======== INFORMATION SUPPLIED ========

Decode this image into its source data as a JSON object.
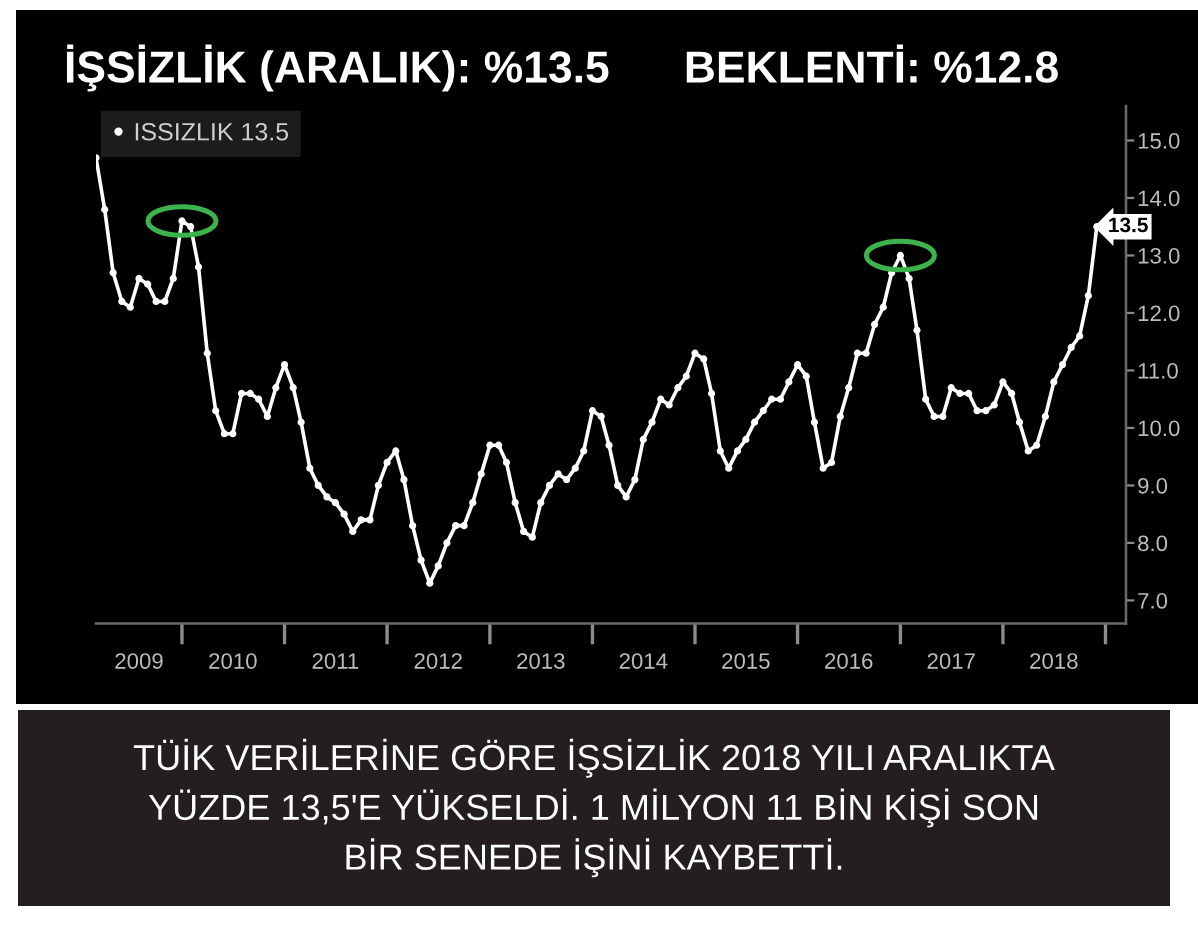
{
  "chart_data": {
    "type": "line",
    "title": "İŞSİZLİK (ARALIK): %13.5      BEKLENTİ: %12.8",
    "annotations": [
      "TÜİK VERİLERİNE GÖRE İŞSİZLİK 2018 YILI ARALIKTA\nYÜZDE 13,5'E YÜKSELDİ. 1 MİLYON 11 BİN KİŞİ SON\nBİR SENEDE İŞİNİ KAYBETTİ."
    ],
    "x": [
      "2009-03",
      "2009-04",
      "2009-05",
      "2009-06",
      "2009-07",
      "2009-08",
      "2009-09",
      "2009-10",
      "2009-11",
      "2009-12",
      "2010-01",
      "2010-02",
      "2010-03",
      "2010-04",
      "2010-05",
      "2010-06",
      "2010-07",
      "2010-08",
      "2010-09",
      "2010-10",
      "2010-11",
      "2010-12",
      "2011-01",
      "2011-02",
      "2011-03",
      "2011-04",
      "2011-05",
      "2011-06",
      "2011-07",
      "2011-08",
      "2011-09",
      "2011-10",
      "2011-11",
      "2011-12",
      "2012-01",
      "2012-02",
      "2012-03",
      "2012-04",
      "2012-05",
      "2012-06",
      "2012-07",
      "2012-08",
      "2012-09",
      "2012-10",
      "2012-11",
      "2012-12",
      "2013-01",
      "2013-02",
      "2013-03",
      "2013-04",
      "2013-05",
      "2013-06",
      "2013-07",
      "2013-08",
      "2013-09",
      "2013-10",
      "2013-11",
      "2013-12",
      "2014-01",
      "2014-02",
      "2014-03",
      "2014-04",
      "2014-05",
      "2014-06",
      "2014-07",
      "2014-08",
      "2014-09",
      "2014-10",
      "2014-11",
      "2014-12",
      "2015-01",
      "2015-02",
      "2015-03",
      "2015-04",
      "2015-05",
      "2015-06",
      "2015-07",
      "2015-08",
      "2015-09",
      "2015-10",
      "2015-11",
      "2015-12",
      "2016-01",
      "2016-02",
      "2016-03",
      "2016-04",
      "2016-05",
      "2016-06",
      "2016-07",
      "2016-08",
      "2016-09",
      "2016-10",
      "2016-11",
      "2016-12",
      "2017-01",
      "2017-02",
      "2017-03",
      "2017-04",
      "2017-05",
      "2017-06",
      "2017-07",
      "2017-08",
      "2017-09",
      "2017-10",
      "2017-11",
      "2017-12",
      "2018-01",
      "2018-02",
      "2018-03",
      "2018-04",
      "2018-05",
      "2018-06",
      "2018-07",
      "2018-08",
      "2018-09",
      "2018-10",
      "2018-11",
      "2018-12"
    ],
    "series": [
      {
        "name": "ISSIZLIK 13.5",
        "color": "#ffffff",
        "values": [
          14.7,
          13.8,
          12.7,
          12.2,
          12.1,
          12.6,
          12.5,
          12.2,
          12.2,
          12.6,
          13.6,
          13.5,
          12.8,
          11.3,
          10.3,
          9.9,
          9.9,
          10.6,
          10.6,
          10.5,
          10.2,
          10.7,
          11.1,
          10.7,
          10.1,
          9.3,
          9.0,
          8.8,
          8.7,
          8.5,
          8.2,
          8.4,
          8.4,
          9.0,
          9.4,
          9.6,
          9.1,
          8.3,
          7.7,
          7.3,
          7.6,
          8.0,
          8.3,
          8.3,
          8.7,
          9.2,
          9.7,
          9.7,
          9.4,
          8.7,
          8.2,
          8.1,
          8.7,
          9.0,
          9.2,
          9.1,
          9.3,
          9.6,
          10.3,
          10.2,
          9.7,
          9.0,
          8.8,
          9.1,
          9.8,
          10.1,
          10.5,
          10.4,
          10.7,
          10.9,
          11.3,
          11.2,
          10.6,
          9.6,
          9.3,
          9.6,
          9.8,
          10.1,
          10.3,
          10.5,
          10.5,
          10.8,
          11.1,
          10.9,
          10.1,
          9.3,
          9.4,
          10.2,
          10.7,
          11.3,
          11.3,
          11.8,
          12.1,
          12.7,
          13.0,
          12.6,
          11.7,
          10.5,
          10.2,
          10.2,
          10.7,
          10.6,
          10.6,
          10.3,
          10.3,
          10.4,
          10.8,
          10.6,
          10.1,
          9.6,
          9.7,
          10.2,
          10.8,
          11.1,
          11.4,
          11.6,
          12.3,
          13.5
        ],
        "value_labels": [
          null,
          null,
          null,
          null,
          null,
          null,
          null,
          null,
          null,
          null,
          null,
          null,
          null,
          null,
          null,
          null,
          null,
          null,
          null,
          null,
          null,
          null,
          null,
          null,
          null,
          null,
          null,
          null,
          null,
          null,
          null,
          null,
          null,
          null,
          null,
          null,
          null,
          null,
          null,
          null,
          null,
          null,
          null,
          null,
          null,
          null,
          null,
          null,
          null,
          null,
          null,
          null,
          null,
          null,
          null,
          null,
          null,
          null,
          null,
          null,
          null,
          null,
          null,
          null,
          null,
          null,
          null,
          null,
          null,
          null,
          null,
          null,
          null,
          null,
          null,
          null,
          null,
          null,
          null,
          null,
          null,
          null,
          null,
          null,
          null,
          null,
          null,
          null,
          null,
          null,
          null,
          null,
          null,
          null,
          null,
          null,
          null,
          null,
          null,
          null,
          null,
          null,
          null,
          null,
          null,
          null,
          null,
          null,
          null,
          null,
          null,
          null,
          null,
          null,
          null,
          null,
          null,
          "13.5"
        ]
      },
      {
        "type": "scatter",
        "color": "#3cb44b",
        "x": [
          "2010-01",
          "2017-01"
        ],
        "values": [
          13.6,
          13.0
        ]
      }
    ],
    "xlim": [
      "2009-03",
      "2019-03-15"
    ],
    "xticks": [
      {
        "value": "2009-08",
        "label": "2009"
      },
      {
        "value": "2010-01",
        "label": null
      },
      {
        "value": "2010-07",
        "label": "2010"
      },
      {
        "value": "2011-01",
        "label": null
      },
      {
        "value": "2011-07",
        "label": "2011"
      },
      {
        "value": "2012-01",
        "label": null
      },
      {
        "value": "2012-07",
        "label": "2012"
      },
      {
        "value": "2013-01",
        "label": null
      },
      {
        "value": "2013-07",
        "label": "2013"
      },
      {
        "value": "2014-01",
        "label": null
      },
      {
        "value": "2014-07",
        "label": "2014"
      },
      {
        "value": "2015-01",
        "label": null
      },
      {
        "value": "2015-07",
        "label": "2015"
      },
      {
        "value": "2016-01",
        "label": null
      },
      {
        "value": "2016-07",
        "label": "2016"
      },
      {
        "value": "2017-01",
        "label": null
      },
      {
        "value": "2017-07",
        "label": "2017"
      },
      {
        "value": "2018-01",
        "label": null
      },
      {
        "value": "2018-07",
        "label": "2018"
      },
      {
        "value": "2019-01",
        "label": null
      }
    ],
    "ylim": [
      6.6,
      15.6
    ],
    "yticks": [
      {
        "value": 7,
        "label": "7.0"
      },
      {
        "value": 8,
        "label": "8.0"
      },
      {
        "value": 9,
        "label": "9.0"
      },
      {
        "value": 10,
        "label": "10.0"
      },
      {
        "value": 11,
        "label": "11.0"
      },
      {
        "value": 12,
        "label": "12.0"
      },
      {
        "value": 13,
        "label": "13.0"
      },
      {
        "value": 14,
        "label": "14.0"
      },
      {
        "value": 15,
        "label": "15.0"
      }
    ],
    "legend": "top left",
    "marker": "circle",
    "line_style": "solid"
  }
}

========
======== INFORMATION SUPPLIED ========

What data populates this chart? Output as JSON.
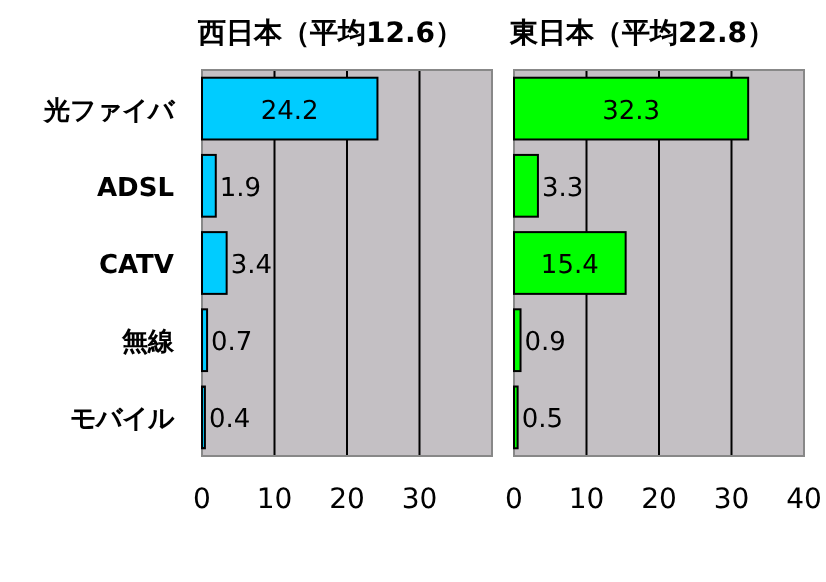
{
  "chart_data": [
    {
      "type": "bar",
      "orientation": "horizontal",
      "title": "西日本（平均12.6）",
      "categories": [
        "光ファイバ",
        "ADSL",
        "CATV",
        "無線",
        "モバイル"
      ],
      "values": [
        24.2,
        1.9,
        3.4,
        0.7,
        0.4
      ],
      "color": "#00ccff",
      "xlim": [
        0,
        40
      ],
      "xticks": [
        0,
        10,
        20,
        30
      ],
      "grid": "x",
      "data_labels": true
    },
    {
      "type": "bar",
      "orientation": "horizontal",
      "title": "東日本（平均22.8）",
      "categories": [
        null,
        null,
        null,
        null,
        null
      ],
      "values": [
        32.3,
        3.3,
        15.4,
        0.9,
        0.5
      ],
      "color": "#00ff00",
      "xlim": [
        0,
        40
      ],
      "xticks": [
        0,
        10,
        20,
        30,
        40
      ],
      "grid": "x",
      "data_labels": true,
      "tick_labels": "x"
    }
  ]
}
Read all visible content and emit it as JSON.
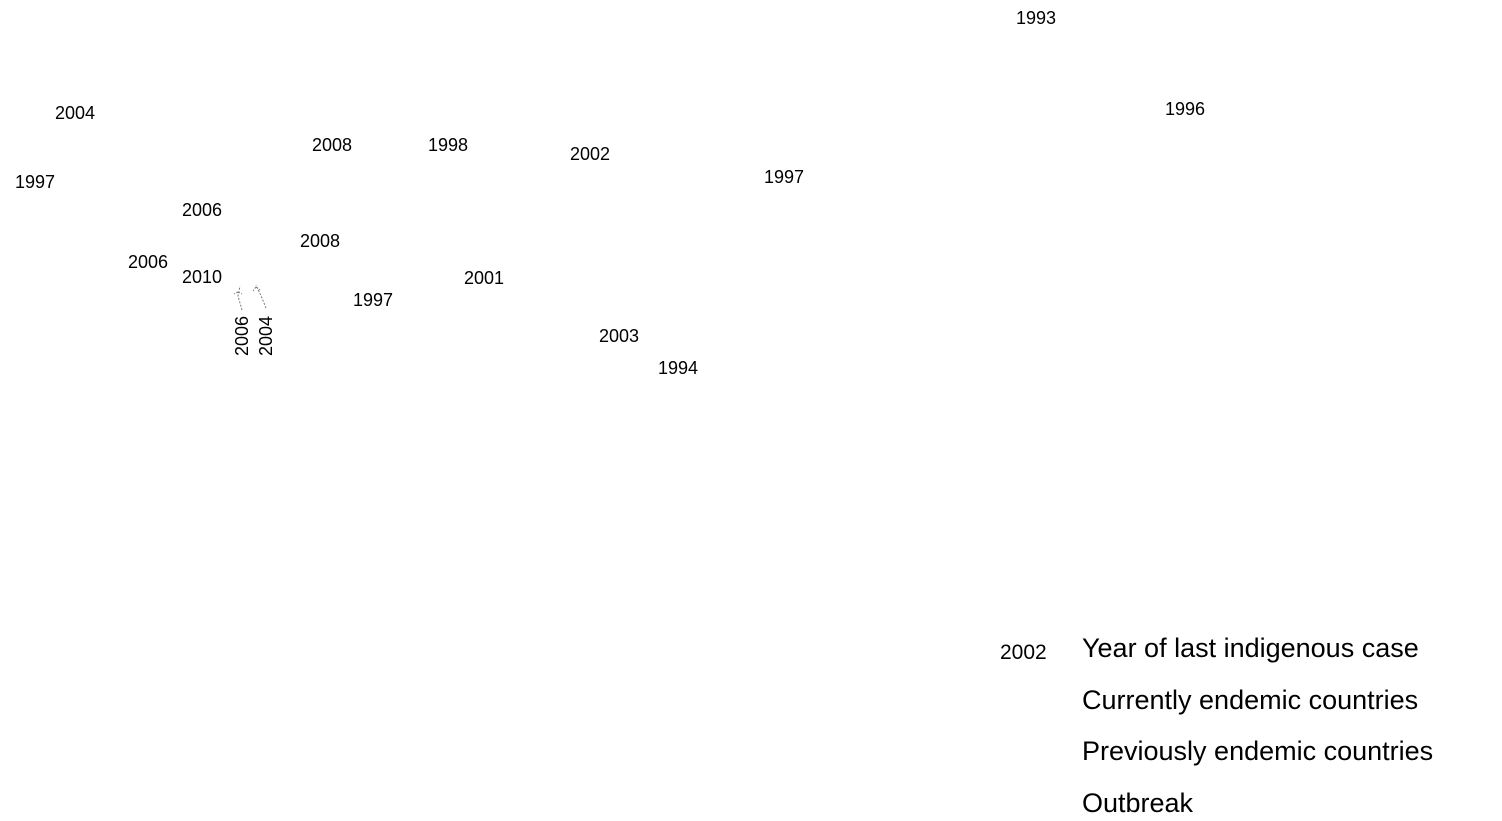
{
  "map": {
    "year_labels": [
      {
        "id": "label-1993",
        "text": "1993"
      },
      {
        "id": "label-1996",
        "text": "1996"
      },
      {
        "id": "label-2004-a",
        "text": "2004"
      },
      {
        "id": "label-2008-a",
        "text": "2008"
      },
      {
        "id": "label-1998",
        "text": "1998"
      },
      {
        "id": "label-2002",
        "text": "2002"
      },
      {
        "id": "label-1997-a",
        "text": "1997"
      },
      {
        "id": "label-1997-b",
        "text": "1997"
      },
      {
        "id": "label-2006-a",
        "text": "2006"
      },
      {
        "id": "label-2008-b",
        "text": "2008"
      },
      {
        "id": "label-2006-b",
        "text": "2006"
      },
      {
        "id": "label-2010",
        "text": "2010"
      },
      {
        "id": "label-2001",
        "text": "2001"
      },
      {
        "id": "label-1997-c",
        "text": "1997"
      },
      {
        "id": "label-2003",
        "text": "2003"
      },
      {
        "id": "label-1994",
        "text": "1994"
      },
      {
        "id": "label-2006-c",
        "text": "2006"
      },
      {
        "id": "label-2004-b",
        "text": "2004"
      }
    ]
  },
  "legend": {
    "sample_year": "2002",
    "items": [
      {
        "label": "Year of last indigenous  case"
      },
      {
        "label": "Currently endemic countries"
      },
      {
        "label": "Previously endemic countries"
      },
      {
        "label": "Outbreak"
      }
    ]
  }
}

========

* [EXERCISE DETAILS]
Scan the material for lines with the word "İŞSİZLİK", and copy each line you find.

* [RESPONSE]
    "title": "İŞSİZLİK (ARALIK): %13.5      BEKLENTİ: %12.8",
      "TÜİK VERİLERİNE GÖRE İŞSİZLİK 2018 YILI ARALIKTA\nYÜZDE 13,5'E YÜKSELDİ. 1 MİLYON 11 BİN KİŞİ SON\nBİR SENEDE İŞİNİ KAYBETTİ."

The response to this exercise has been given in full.